- [WORK TO DO] Return every entry exactly as written.

|---|

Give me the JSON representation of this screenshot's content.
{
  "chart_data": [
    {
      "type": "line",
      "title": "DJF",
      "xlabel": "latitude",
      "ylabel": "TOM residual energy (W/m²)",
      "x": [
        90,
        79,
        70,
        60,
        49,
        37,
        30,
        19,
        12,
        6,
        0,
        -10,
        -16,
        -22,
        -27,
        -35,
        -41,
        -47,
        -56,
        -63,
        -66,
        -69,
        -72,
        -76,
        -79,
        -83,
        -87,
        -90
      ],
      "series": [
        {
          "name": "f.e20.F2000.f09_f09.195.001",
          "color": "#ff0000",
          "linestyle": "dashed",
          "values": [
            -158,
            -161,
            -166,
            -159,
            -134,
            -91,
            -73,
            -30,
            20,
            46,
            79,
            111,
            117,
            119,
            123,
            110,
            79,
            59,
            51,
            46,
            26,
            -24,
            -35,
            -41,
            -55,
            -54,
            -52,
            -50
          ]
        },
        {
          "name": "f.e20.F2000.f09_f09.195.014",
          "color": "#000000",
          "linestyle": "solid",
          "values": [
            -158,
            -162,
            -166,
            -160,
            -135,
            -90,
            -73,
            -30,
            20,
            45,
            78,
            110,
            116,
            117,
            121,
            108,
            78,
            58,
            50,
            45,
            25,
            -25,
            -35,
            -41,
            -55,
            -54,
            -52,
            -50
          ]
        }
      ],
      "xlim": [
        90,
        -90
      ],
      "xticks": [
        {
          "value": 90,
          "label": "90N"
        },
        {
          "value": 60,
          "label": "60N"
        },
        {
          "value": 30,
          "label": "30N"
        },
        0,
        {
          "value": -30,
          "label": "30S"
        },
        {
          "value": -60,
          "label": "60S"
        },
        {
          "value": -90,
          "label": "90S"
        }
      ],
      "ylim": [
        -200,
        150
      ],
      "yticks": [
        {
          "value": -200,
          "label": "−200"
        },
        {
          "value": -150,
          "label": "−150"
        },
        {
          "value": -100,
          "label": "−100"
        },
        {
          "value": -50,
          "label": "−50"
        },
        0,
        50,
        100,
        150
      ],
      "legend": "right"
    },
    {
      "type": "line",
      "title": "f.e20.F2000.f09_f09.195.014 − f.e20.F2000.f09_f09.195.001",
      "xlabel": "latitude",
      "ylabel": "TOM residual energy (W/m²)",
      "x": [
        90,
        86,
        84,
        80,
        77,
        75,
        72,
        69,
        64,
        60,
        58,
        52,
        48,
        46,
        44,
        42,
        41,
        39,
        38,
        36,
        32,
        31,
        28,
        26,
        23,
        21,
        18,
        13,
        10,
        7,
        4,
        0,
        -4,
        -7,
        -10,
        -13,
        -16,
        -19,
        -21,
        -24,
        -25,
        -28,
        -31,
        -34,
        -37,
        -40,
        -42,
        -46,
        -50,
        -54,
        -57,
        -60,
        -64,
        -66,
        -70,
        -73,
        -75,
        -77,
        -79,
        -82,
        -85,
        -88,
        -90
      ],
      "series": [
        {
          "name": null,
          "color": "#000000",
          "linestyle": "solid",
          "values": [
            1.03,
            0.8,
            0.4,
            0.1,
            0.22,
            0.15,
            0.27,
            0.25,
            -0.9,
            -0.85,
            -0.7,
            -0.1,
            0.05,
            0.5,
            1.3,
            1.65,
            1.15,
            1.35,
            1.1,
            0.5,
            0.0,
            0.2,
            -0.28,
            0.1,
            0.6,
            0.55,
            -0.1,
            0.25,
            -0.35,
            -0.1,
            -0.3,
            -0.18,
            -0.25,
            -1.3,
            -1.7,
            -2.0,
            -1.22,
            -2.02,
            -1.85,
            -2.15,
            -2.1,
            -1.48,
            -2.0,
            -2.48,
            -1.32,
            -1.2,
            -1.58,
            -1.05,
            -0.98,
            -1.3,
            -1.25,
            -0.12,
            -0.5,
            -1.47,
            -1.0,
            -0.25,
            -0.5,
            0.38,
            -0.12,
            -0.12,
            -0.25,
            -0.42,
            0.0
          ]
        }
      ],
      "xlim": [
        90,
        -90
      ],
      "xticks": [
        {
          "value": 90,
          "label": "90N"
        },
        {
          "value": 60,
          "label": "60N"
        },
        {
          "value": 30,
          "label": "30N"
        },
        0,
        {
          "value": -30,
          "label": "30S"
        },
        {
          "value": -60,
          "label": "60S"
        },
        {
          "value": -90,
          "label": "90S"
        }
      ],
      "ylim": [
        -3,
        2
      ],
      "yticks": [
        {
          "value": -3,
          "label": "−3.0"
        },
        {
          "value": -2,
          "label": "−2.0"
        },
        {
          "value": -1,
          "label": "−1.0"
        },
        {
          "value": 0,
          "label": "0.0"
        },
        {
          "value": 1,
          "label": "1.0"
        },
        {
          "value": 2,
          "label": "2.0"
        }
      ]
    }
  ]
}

|---|

- [ANSWER FOR THIS EXERCISE]
Give me the JSON representation of this screenshot's content.
{
  "chart_data": [
    {
      "type": "line",
      "title": "DJF",
      "xlabel": "latitude",
      "ylabel": "TOM residual energy (W/m²)",
      "x": [
        90,
        79,
        70,
        60,
        49,
        37,
        30,
        19,
        12,
        6,
        0,
        -10,
        -16,
        -22,
        -27,
        -35,
        -41,
        -47,
        -56,
        -63,
        -66,
        -69,
        -72,
        -76,
        -79,
        -83,
        -87,
        -90
      ],
      "series": [
        {
          "name": "f.e20.F2000.f09_f09.195.001",
          "color": "#ff0000",
          "linestyle": "dashed",
          "values": [
            -158,
            -161,
            -166,
            -159,
            -134,
            -91,
            -73,
            -30,
            20,
            46,
            79,
            111,
            117,
            119,
            123,
            110,
            79,
            59,
            51,
            46,
            26,
            -24,
            -35,
            -41,
            -55,
            -54,
            -52,
            -50
          ]
        },
        {
          "name": "f.e20.F2000.f09_f09.195.014",
          "color": "#000000",
          "linestyle": "solid",
          "values": [
            -158,
            -162,
            -166,
            -160,
            -135,
            -90,
            -73,
            -30,
            20,
            45,
            78,
            110,
            116,
            117,
            121,
            108,
            78,
            58,
            50,
            45,
            25,
            -25,
            -35,
            -41,
            -55,
            -54,
            -52,
            -50
          ]
        }
      ],
      "xlim": [
        90,
        -90
      ],
      "xticks": [
        {
          "value": 90,
          "label": "90N"
        },
        {
          "value": 60,
          "label": "60N"
        },
        {
          "value": 30,
          "label": "30N"
        },
        0,
        {
          "value": -30,
          "label": "30S"
        },
        {
          "value": -60,
          "label": "60S"
        },
        {
          "value": -90,
          "label": "90S"
        }
      ],
      "ylim": [
        -200,
        150
      ],
      "yticks": [
        {
          "value": -200,
          "label": "−200"
        },
        {
          "value": -150,
          "label": "−150"
        },
        {
          "value": -100,
          "label": "−100"
        },
        {
          "value": -50,
          "label": "−50"
        },
        0,
        50,
        100,
        150
      ],
      "legend": "right"
    },
    {
      "type": "line",
      "title": "f.e20.F2000.f09_f09.195.014 − f.e20.F2000.f09_f09.195.001",
      "xlabel": "latitude",
      "ylabel": "TOM residual energy (W/m²)",
      "x": [
        90,
        86,
        84,
        80,
        77,
        75,
        72,
        69,
        64,
        60,
        58,
        52,
        48,
        46,
        44,
        42,
        41,
        39,
        38,
        36,
        32,
        31,
        28,
        26,
        23,
        21,
        18,
        13,
        10,
        7,
        4,
        0,
        -4,
        -7,
        -10,
        -13,
        -16,
        -19,
        -21,
        -24,
        -25,
        -28,
        -31,
        -34,
        -37,
        -40,
        -42,
        -46,
        -50,
        -54,
        -57,
        -60,
        -64,
        -66,
        -70,
        -73,
        -75,
        -77,
        -79,
        -82,
        -85,
        -88,
        -90
      ],
      "series": [
        {
          "name": null,
          "color": "#000000",
          "linestyle": "solid",
          "values": [
            1.03,
            0.8,
            0.4,
            0.1,
            0.22,
            0.15,
            0.27,
            0.25,
            -0.9,
            -0.85,
            -0.7,
            -0.1,
            0.05,
            0.5,
            1.3,
            1.65,
            1.15,
            1.35,
            1.1,
            0.5,
            0.0,
            0.2,
            -0.28,
            0.1,
            0.6,
            0.55,
            -0.1,
            0.25,
            -0.35,
            -0.1,
            -0.3,
            -0.18,
            -0.25,
            -1.3,
            -1.7,
            -2.0,
            -1.22,
            -2.02,
            -1.85,
            -2.15,
            -2.1,
            -1.48,
            -2.0,
            -2.48,
            -1.32,
            -1.2,
            -1.58,
            -1.05,
            -0.98,
            -1.3,
            -1.25,
            -0.12,
            -0.5,
            -1.47,
            -1.0,
            -0.25,
            -0.5,
            0.38,
            -0.12,
            -0.12,
            -0.25,
            -0.42,
            0.0
          ]
        }
      ],
      "xlim": [
        90,
        -90
      ],
      "xticks": [
        {
          "value": 90,
          "label": "90N"
        },
        {
          "value": 60,
          "label": "60N"
        },
        {
          "value": 30,
          "label": "30N"
        },
        0,
        {
          "value": -30,
          "label": "30S"
        },
        {
          "value": -60,
          "label": "60S"
        },
        {
          "value": -90,
          "label": "90S"
        }
      ],
      "ylim": [
        -3,
        2
      ],
      "yticks": [
        {
          "value": -3,
          "label": "−3.0"
        },
        {
          "value": -2,
          "label": "−2.0"
        },
        {
          "value": -1,
          "label": "−1.0"
        },
        {
          "value": 0,
          "label": "0.0"
        },
        {
          "value": 1,
          "label": "1.0"
        },
        {
          "value": 2,
          "label": "2.0"
        }
      ]
    }
  ]
}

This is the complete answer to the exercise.